TO BE DONE
Leave the pictures out and print every record below exactly as it stands.

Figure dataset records

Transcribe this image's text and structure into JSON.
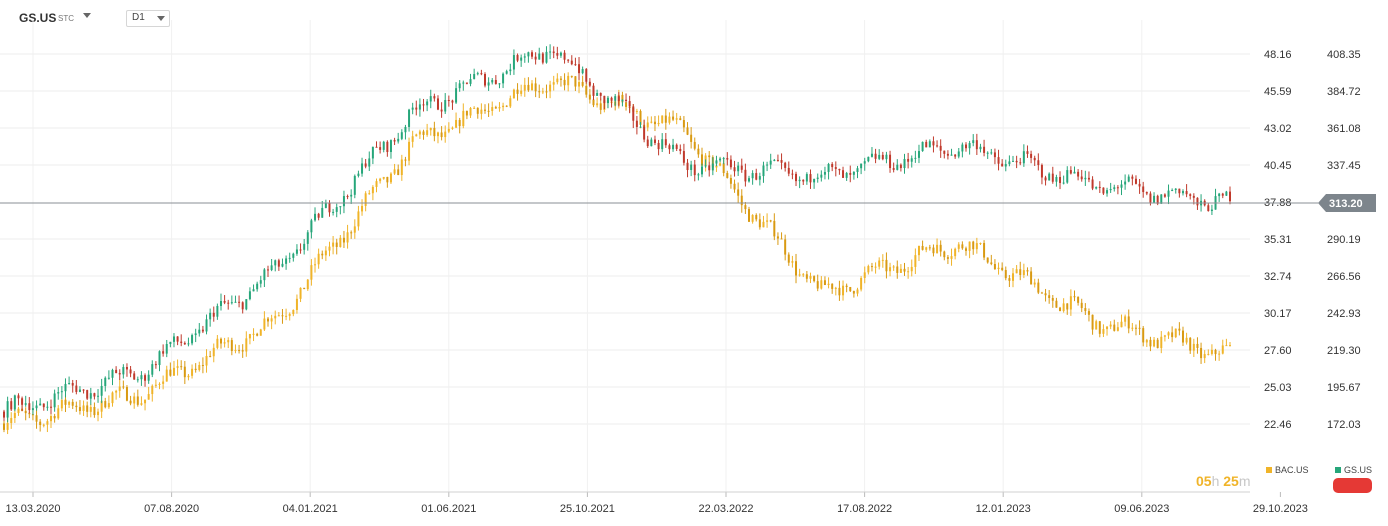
{
  "toolbar": {
    "symbol": "GS.US",
    "symbol_tag": "STC",
    "timeframe": "D1"
  },
  "countdown": {
    "hours": "05",
    "h": "h",
    "minutes": "25",
    "m": "m"
  },
  "colors": {
    "gold": "#f0b429",
    "up": "#26a67a",
    "down": "#c0392b",
    "grid": "#ececec",
    "current_line": "#8a8f94",
    "badge": "#7d858c"
  },
  "chart_data": {
    "type": "candlestick",
    "x_ticks": [
      "13.03.2020",
      "07.08.2020",
      "04.01.2021",
      "01.06.2021",
      "25.10.2021",
      "22.03.2022",
      "17.08.2022",
      "12.01.2023",
      "09.06.2023",
      "29.10.2023"
    ],
    "y_left_ticks": [
      "48.16",
      "45.59",
      "43.02",
      "40.45",
      "37.88",
      "35.31",
      "32.74",
      "30.17",
      "27.60",
      "25.03",
      "22.46"
    ],
    "y_right_ticks": [
      "408.35",
      "384.72",
      "361.08",
      "337.45",
      "313.20",
      "290.19",
      "266.56",
      "242.93",
      "219.30",
      "195.67",
      "172.03"
    ],
    "current_price": "313.20",
    "legend": [
      {
        "name": "BAC.US",
        "color": "#f0b429"
      },
      {
        "name": "GS.US",
        "color": "#26a67a"
      }
    ],
    "series": [
      {
        "name": "BAC.US",
        "axis": "left",
        "color": "#f0b429",
        "dates": [
          "13.03.2020",
          "07.08.2020",
          "04.01.2021",
          "01.06.2021",
          "25.10.2021",
          "22.03.2022",
          "17.08.2022",
          "12.01.2023",
          "09.06.2023",
          "29.10.2023"
        ],
        "values": [
          22.5,
          24.5,
          29.7,
          41.9,
          46.4,
          42.7,
          31.5,
          35.1,
          29.6,
          27.2
        ]
      },
      {
        "name": "GS.US",
        "axis": "right",
        "color": "#26a67a",
        "dates": [
          "13.03.2020",
          "07.08.2020",
          "04.01.2021",
          "01.06.2021",
          "25.10.2021",
          "22.03.2022",
          "17.08.2022",
          "12.01.2023",
          "09.06.2023",
          "29.10.2023"
        ],
        "values": [
          180,
          205,
          270,
          371,
          412,
          338,
          330,
          350,
          325,
          313
        ]
      }
    ]
  }
}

EXPECTED ANSWER
Transcribe this image's text and structure into JSON.
{
  "toolbar": {
    "symbol": "GS.US",
    "symbol_tag": "STC",
    "timeframe": "D1"
  },
  "countdown": {
    "hours": "05",
    "h": "h",
    "minutes": "25",
    "m": "m"
  },
  "colors": {
    "gold": "#f0b429",
    "up": "#26a67a",
    "down": "#c0392b",
    "grid": "#ececec",
    "current_line": "#8a8f94",
    "badge": "#7d858c"
  },
  "chart_data": {
    "type": "candlestick",
    "x_ticks": [
      "13.03.2020",
      "07.08.2020",
      "04.01.2021",
      "01.06.2021",
      "25.10.2021",
      "22.03.2022",
      "17.08.2022",
      "12.01.2023",
      "09.06.2023",
      "29.10.2023"
    ],
    "y_left_ticks": [
      "48.16",
      "45.59",
      "43.02",
      "40.45",
      "37.88",
      "35.31",
      "32.74",
      "30.17",
      "27.60",
      "25.03",
      "22.46"
    ],
    "y_right_ticks": [
      "408.35",
      "384.72",
      "361.08",
      "337.45",
      "313.20",
      "290.19",
      "266.56",
      "242.93",
      "219.30",
      "195.67",
      "172.03"
    ],
    "current_price": "313.20",
    "legend": [
      {
        "name": "BAC.US",
        "color": "#f0b429"
      },
      {
        "name": "GS.US",
        "color": "#26a67a"
      }
    ],
    "series": [
      {
        "name": "BAC.US",
        "axis": "left",
        "color": "#f0b429",
        "dates": [
          "13.03.2020",
          "07.08.2020",
          "04.01.2021",
          "01.06.2021",
          "25.10.2021",
          "22.03.2022",
          "17.08.2022",
          "12.01.2023",
          "09.06.2023",
          "29.10.2023"
        ],
        "values": [
          22.5,
          24.5,
          29.7,
          41.9,
          46.4,
          42.7,
          31.5,
          35.1,
          29.6,
          27.2
        ]
      },
      {
        "name": "GS.US",
        "axis": "right",
        "color": "#26a67a",
        "dates": [
          "13.03.2020",
          "07.08.2020",
          "04.01.2021",
          "01.06.2021",
          "25.10.2021",
          "22.03.2022",
          "17.08.2022",
          "12.01.2023",
          "09.06.2023",
          "29.10.2023"
        ],
        "values": [
          180,
          205,
          270,
          371,
          412,
          338,
          330,
          350,
          325,
          313
        ]
      }
    ]
  }
}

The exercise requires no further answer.